RECORDS:
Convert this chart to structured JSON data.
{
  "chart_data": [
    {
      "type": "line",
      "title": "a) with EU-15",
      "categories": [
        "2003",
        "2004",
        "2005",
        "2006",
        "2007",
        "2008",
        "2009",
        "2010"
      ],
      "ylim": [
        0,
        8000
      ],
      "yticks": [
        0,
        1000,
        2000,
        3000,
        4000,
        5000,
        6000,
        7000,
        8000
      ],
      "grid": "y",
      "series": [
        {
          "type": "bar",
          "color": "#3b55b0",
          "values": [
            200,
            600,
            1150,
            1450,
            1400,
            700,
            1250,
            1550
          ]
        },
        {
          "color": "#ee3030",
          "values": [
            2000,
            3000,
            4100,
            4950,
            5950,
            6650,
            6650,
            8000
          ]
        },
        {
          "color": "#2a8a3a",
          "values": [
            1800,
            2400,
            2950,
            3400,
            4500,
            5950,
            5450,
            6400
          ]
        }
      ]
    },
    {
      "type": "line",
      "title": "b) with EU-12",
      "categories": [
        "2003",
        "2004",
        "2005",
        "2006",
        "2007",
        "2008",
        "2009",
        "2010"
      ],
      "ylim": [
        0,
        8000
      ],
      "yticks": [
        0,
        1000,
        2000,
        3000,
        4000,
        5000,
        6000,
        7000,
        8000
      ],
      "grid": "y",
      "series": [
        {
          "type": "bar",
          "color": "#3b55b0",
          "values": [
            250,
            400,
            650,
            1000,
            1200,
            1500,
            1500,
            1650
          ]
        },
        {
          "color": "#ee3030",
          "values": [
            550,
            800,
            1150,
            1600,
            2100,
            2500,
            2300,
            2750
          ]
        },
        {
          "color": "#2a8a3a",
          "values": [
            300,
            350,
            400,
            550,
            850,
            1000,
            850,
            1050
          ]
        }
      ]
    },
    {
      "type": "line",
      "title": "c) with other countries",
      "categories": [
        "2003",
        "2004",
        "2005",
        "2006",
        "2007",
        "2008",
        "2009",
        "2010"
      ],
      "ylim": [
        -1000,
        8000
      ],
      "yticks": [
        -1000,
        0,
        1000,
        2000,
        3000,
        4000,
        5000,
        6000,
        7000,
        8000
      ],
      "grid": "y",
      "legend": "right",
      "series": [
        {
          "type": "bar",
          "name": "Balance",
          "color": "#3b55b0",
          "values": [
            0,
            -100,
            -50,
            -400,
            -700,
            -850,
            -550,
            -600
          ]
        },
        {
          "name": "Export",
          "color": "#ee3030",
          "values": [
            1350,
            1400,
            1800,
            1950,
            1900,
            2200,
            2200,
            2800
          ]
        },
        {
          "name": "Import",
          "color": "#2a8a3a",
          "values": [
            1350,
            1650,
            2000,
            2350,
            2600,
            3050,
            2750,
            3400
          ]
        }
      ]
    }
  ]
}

PROBLEM DETAILS: Reproduce the material precisely, including every line.

REPLY:
Convert this chart to structured JSON data.
{
  "chart_data": [
    {
      "type": "line",
      "title": "a) with EU-15",
      "categories": [
        "2003",
        "2004",
        "2005",
        "2006",
        "2007",
        "2008",
        "2009",
        "2010"
      ],
      "ylim": [
        0,
        8000
      ],
      "yticks": [
        0,
        1000,
        2000,
        3000,
        4000,
        5000,
        6000,
        7000,
        8000
      ],
      "grid": "y",
      "series": [
        {
          "type": "bar",
          "color": "#3b55b0",
          "values": [
            200,
            600,
            1150,
            1450,
            1400,
            700,
            1250,
            1550
          ]
        },
        {
          "color": "#ee3030",
          "values": [
            2000,
            3000,
            4100,
            4950,
            5950,
            6650,
            6650,
            8000
          ]
        },
        {
          "color": "#2a8a3a",
          "values": [
            1800,
            2400,
            2950,
            3400,
            4500,
            5950,
            5450,
            6400
          ]
        }
      ]
    },
    {
      "type": "line",
      "title": "b) with EU-12",
      "categories": [
        "2003",
        "2004",
        "2005",
        "2006",
        "2007",
        "2008",
        "2009",
        "2010"
      ],
      "ylim": [
        0,
        8000
      ],
      "yticks": [
        0,
        1000,
        2000,
        3000,
        4000,
        5000,
        6000,
        7000,
        8000
      ],
      "grid": "y",
      "series": [
        {
          "type": "bar",
          "color": "#3b55b0",
          "values": [
            250,
            400,
            650,
            1000,
            1200,
            1500,
            1500,
            1650
          ]
        },
        {
          "color": "#ee3030",
          "values": [
            550,
            800,
            1150,
            1600,
            2100,
            2500,
            2300,
            2750
          ]
        },
        {
          "color": "#2a8a3a",
          "values": [
            300,
            350,
            400,
            550,
            850,
            1000,
            850,
            1050
          ]
        }
      ]
    },
    {
      "type": "line",
      "title": "c) with other countries",
      "categories": [
        "2003",
        "2004",
        "2005",
        "2006",
        "2007",
        "2008",
        "2009",
        "2010"
      ],
      "ylim": [
        -1000,
        8000
      ],
      "yticks": [
        -1000,
        0,
        1000,
        2000,
        3000,
        4000,
        5000,
        6000,
        7000,
        8000
      ],
      "grid": "y",
      "legend": "right",
      "series": [
        {
          "type": "bar",
          "name": "Balance",
          "color": "#3b55b0",
          "values": [
            0,
            -100,
            -50,
            -400,
            -700,
            -850,
            -550,
            -600
          ]
        },
        {
          "name": "Export",
          "color": "#ee3030",
          "values": [
            1350,
            1400,
            1800,
            1950,
            1900,
            2200,
            2200,
            2800
          ]
        },
        {
          "name": "Import",
          "color": "#2a8a3a",
          "values": [
            1350,
            1650,
            2000,
            2350,
            2600,
            3050,
            2750,
            3400
          ]
        }
      ]
    }
  ]
}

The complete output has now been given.